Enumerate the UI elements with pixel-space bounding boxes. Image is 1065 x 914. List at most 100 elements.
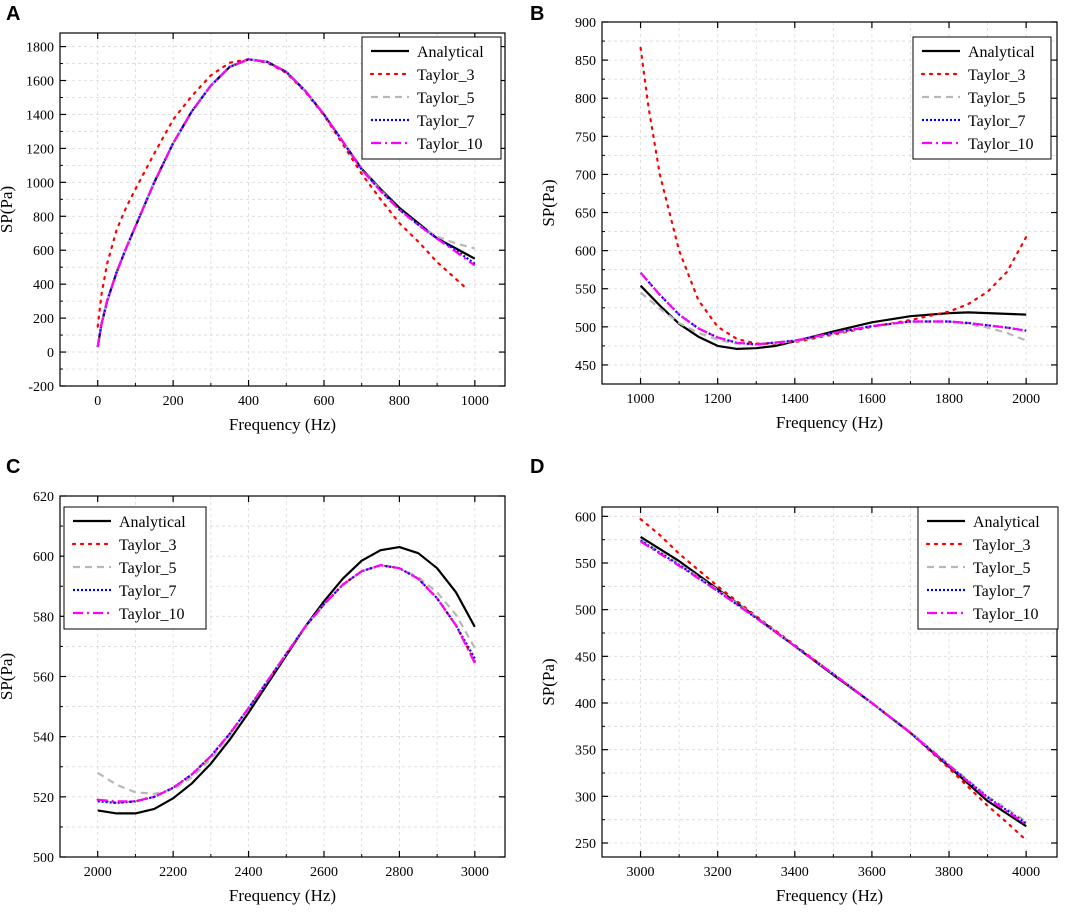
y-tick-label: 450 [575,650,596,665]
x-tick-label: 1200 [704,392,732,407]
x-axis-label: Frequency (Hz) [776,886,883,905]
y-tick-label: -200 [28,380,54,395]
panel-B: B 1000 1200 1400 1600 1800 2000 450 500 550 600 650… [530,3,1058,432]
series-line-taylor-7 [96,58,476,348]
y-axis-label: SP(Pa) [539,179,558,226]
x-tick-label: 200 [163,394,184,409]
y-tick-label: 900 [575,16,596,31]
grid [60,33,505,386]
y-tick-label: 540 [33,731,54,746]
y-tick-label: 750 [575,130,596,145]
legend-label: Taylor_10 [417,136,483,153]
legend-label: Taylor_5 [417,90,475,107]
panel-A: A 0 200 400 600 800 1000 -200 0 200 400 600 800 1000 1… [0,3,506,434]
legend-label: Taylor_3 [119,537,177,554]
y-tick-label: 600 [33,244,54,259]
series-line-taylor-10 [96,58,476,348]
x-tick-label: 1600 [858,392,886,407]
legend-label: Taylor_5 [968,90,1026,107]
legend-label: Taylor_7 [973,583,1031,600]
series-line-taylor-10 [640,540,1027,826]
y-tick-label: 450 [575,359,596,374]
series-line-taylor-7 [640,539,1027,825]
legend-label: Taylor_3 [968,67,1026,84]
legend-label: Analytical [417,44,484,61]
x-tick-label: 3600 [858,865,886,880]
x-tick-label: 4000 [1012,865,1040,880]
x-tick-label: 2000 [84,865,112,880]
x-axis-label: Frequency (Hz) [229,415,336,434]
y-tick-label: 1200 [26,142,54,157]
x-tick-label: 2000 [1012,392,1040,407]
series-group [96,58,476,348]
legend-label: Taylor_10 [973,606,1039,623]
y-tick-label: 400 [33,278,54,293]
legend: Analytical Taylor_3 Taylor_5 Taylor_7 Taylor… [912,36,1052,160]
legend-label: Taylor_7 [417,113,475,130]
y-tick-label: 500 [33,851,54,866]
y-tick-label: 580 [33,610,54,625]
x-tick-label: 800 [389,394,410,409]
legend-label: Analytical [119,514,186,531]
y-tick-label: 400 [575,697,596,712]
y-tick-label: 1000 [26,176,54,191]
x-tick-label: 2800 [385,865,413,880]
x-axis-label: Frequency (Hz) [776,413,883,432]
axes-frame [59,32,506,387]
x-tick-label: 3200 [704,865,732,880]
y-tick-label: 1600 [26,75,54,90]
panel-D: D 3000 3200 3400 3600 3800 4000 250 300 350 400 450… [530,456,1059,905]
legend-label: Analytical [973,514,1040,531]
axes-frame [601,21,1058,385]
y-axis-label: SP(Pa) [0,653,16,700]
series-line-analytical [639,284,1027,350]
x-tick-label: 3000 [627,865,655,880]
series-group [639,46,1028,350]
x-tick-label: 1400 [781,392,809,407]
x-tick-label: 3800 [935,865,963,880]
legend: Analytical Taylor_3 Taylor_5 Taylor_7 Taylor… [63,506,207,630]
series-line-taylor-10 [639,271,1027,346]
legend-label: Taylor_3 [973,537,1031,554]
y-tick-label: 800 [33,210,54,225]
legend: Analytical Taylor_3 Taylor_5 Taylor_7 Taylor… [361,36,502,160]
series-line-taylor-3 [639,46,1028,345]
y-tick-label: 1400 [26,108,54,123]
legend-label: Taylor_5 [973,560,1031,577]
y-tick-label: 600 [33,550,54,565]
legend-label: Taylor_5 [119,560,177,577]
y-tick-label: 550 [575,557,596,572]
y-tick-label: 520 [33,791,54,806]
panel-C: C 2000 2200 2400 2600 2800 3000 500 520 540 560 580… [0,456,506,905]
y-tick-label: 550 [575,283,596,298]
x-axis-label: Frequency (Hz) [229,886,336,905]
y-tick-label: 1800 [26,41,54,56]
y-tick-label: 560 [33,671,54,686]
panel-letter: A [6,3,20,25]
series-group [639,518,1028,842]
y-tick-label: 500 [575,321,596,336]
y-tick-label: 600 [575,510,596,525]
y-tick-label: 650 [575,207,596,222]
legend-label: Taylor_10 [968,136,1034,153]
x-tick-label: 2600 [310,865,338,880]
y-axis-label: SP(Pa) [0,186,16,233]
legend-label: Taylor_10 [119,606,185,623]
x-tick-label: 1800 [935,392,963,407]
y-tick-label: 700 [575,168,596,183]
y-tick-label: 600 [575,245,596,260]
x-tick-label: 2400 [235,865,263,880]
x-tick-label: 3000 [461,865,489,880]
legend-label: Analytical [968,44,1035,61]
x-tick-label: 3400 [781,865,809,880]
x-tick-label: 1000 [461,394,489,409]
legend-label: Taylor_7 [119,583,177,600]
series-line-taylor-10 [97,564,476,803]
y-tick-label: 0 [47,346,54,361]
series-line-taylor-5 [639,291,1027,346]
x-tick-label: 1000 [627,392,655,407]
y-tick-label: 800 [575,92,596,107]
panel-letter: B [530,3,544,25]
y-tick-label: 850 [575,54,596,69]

==============================

# [Exercise description]
Rewrite the entries above with every "Frequency (Hz)" changed to "Frequency (kHz)" and everything else left as it is. Leave the pictures out of your answer.

# [Answer to the task]
Enumerate the UI elements with pixel-space bounding boxes. Image is 1065 x 914. List at most 100 elements.
y-tick-label: 450 [575,650,596,665]
x-tick-label: 1200 [704,392,732,407]
x-axis-label: Frequency (kHz) [776,886,883,905]
y-tick-label: -200 [28,380,54,395]
panel-B: B 1000 1200 1400 1600 1800 2000 450 500 550 600 650… [530,3,1058,432]
series-line-taylor-7 [96,58,476,348]
y-axis-label: SP(Pa) [539,179,558,226]
x-tick-label: 200 [163,394,184,409]
y-tick-label: 900 [575,16,596,31]
grid [60,33,505,386]
y-tick-label: 540 [33,731,54,746]
y-tick-label: 750 [575,130,596,145]
legend-label: Taylor_10 [417,136,483,153]
legend-label: Taylor_5 [417,90,475,107]
panel-A: A 0 200 400 600 800 1000 -200 0 200 400 600 800 1000 1… [0,3,506,434]
legend-label: Taylor_3 [119,537,177,554]
y-tick-label: 600 [33,244,54,259]
series-line-taylor-10 [96,58,476,348]
x-tick-label: 1600 [858,392,886,407]
legend-label: Taylor_5 [968,90,1026,107]
legend-label: Taylor_7 [973,583,1031,600]
series-line-taylor-10 [640,540,1027,826]
y-tick-label: 450 [575,359,596,374]
series-line-taylor-7 [640,539,1027,825]
legend-label: Taylor_3 [968,67,1026,84]
legend-label: Analytical [417,44,484,61]
x-tick-label: 3600 [858,865,886,880]
x-tick-label: 4000 [1012,865,1040,880]
x-tick-label: 2000 [84,865,112,880]
x-axis-label: Frequency (kHz) [229,415,336,434]
y-tick-label: 1200 [26,142,54,157]
x-tick-label: 2000 [1012,392,1040,407]
series-group [96,58,476,348]
legend-label: Taylor_10 [973,606,1039,623]
y-tick-label: 400 [33,278,54,293]
legend: Analytical Taylor_3 Taylor_5 Taylor_7 Taylor… [912,36,1052,160]
legend-label: Taylor_7 [417,113,475,130]
y-tick-label: 500 [33,851,54,866]
y-tick-label: 580 [33,610,54,625]
x-tick-label: 800 [389,394,410,409]
legend-label: Analytical [119,514,186,531]
y-tick-label: 400 [575,697,596,712]
y-tick-label: 1000 [26,176,54,191]
x-tick-label: 2800 [385,865,413,880]
x-axis-label: Frequency (kHz) [776,413,883,432]
axes-frame [59,32,506,387]
x-tick-label: 3200 [704,865,732,880]
y-tick-label: 1600 [26,75,54,90]
panel-D: D 3000 3200 3400 3600 3800 4000 250 300 350 400 450… [530,456,1059,905]
legend-label: Analytical [973,514,1040,531]
axes-frame [601,21,1058,385]
y-axis-label: SP(Pa) [0,653,16,700]
series-line-analytical [639,284,1027,350]
x-tick-label: 3000 [627,865,655,880]
series-group [639,46,1028,350]
x-tick-label: 1400 [781,392,809,407]
x-tick-label: 3800 [935,865,963,880]
legend: Analytical Taylor_3 Taylor_5 Taylor_7 Taylor… [63,506,207,630]
series-line-taylor-10 [639,271,1027,346]
legend-label: Taylor_3 [973,537,1031,554]
y-tick-label: 800 [33,210,54,225]
legend: Analytical Taylor_3 Taylor_5 Taylor_7 Taylor… [361,36,502,160]
series-line-taylor-3 [639,46,1028,345]
y-tick-label: 1400 [26,108,54,123]
legend-label: Taylor_5 [973,560,1031,577]
y-tick-label: 600 [33,550,54,565]
legend-label: Taylor_5 [119,560,177,577]
y-tick-label: 550 [575,557,596,572]
y-tick-label: 520 [33,791,54,806]
panel-C: C 2000 2200 2400 2600 2800 3000 500 520 540 560 580… [0,456,506,905]
y-tick-label: 550 [575,283,596,298]
x-axis-label: Frequency (kHz) [229,886,336,905]
y-tick-label: 1800 [26,41,54,56]
y-tick-label: 560 [33,671,54,686]
panel-letter: A [6,3,20,25]
series-group [639,518,1028,842]
y-tick-label: 500 [575,321,596,336]
y-tick-label: 600 [575,510,596,525]
y-tick-label: 650 [575,207,596,222]
legend-label: Taylor_10 [968,136,1034,153]
x-tick-label: 2600 [310,865,338,880]
y-axis-label: SP(Pa) [0,186,16,233]
legend-label: Taylor_10 [119,606,185,623]
x-tick-label: 1800 [935,392,963,407]
y-tick-label: 700 [575,168,596,183]
y-tick-label: 600 [575,245,596,260]
x-tick-label: 2400 [235,865,263,880]
x-tick-label: 3000 [461,865,489,880]
legend-label: Analytical [968,44,1035,61]
x-tick-label: 3400 [781,865,809,880]
x-tick-label: 1000 [461,394,489,409]
legend-label: Taylor_7 [119,583,177,600]
series-line-taylor-10 [97,564,476,803]
y-tick-label: 0 [47,346,54,361]
series-line-taylor-5 [639,291,1027,346]
x-tick-label: 1000 [627,392,655,407]
y-tick-label: 800 [575,92,596,107]
panel-letter: B [530,3,544,25]
y-tick-label: 850 [575,54,596,69]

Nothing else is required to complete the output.